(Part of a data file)
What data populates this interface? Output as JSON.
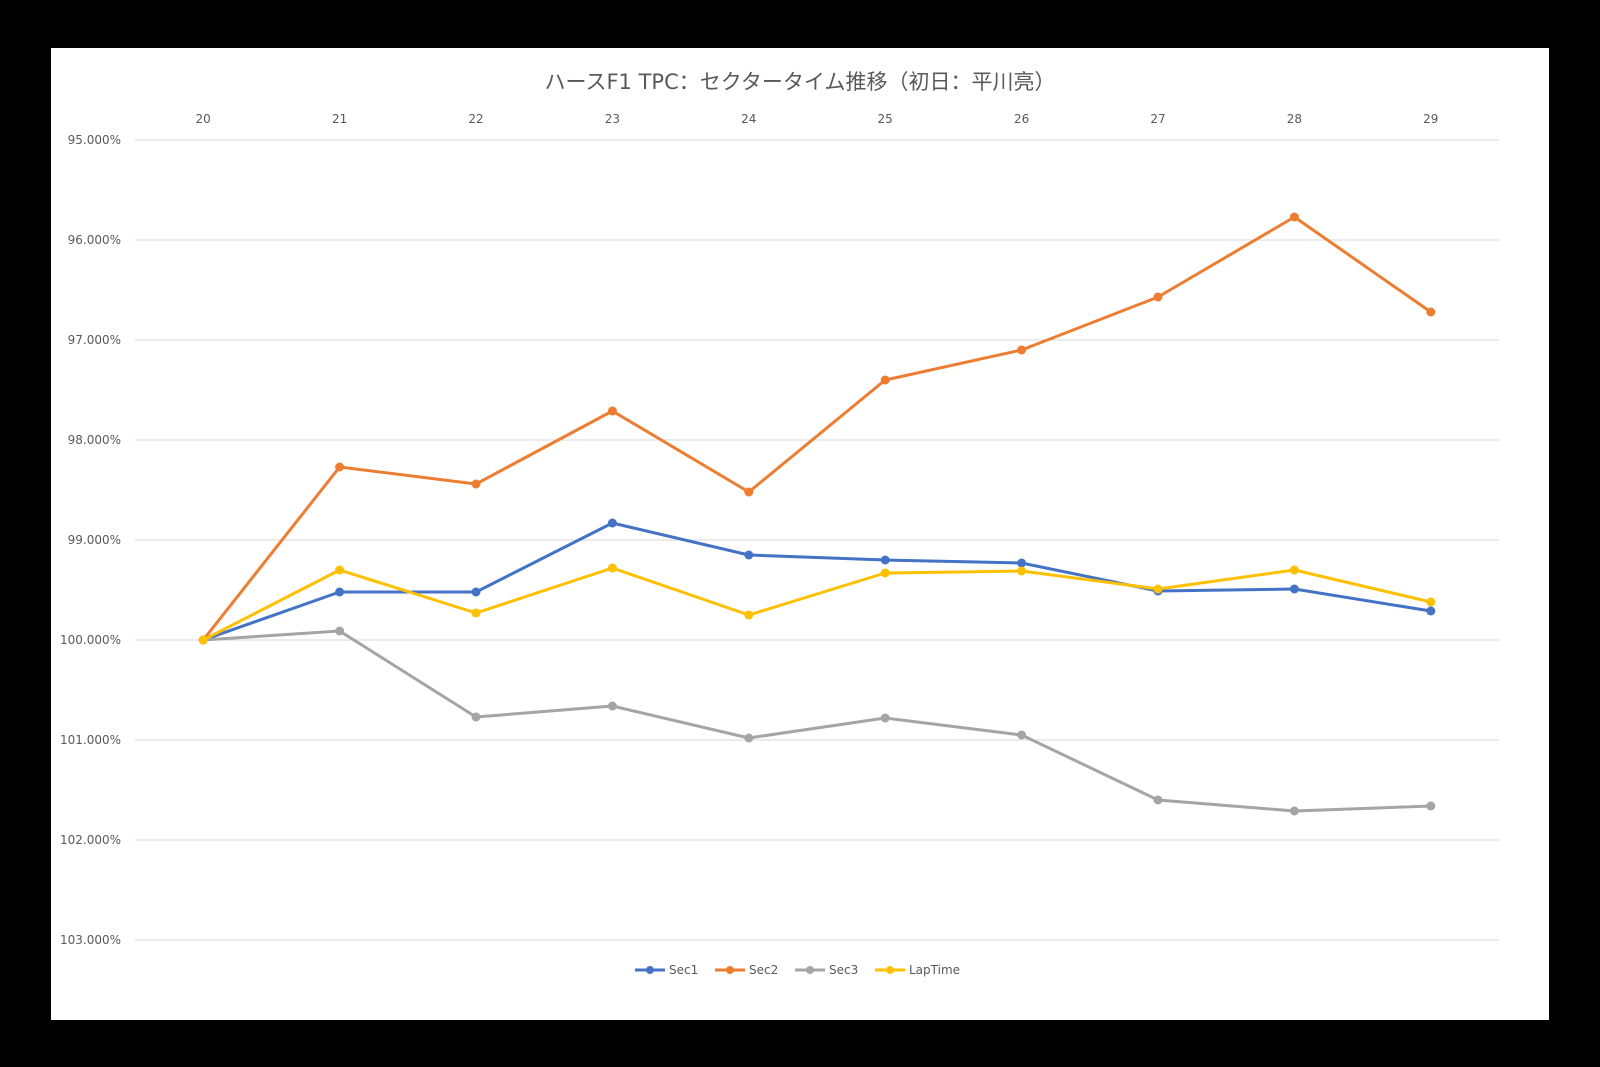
{
  "chart_data": {
    "type": "line",
    "title": "ハースF1 TPC：セクタータイム推移（初日：平川亮）",
    "xlabel": "",
    "ylabel": "",
    "x": [
      "20",
      "21",
      "22",
      "23",
      "24",
      "25",
      "26",
      "27",
      "28",
      "29"
    ],
    "y_ticks": [
      "95.000%",
      "96.000%",
      "97.000%",
      "98.000%",
      "99.000%",
      "100.000%",
      "101.000%",
      "102.000%",
      "103.000%"
    ],
    "ylim": [
      95,
      103
    ],
    "y_axis_reversed": true,
    "x_axis_position": "top",
    "grid": true,
    "legend_position": "bottom",
    "series": [
      {
        "name": "Sec1",
        "color": "#4472C4",
        "values": [
          100.0,
          99.52,
          99.52,
          98.83,
          99.15,
          99.2,
          99.23,
          99.51,
          99.49,
          99.71
        ]
      },
      {
        "name": "Sec2",
        "color": "#ED7D31",
        "values": [
          100.0,
          98.27,
          98.44,
          97.71,
          98.52,
          97.4,
          97.1,
          96.57,
          95.77,
          96.72
        ]
      },
      {
        "name": "Sec3",
        "color": "#A5A5A5",
        "values": [
          100.0,
          99.91,
          100.77,
          100.66,
          100.98,
          100.78,
          100.95,
          101.6,
          101.71,
          101.66
        ]
      },
      {
        "name": "LapTime",
        "color": "#FFC000",
        "values": [
          100.0,
          99.3,
          99.73,
          99.28,
          99.75,
          99.33,
          99.31,
          99.49,
          99.3,
          99.62
        ]
      }
    ]
  }
}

What this task involves –
Your task is to retype all the entries exactly and leave out any pictures.

Exercise solution –
What data populates this interface? Output as JSON.
{
  "chart_data": {
    "type": "line",
    "title": "ハースF1 TPC：セクタータイム推移（初日：平川亮）",
    "xlabel": "",
    "ylabel": "",
    "x": [
      "20",
      "21",
      "22",
      "23",
      "24",
      "25",
      "26",
      "27",
      "28",
      "29"
    ],
    "y_ticks": [
      "95.000%",
      "96.000%",
      "97.000%",
      "98.000%",
      "99.000%",
      "100.000%",
      "101.000%",
      "102.000%",
      "103.000%"
    ],
    "ylim": [
      95,
      103
    ],
    "y_axis_reversed": true,
    "x_axis_position": "top",
    "grid": true,
    "legend_position": "bottom",
    "series": [
      {
        "name": "Sec1",
        "color": "#4472C4",
        "values": [
          100.0,
          99.52,
          99.52,
          98.83,
          99.15,
          99.2,
          99.23,
          99.51,
          99.49,
          99.71
        ]
      },
      {
        "name": "Sec2",
        "color": "#ED7D31",
        "values": [
          100.0,
          98.27,
          98.44,
          97.71,
          98.52,
          97.4,
          97.1,
          96.57,
          95.77,
          96.72
        ]
      },
      {
        "name": "Sec3",
        "color": "#A5A5A5",
        "values": [
          100.0,
          99.91,
          100.77,
          100.66,
          100.98,
          100.78,
          100.95,
          101.6,
          101.71,
          101.66
        ]
      },
      {
        "name": "LapTime",
        "color": "#FFC000",
        "values": [
          100.0,
          99.3,
          99.73,
          99.28,
          99.75,
          99.33,
          99.31,
          99.49,
          99.3,
          99.62
        ]
      }
    ]
  }
}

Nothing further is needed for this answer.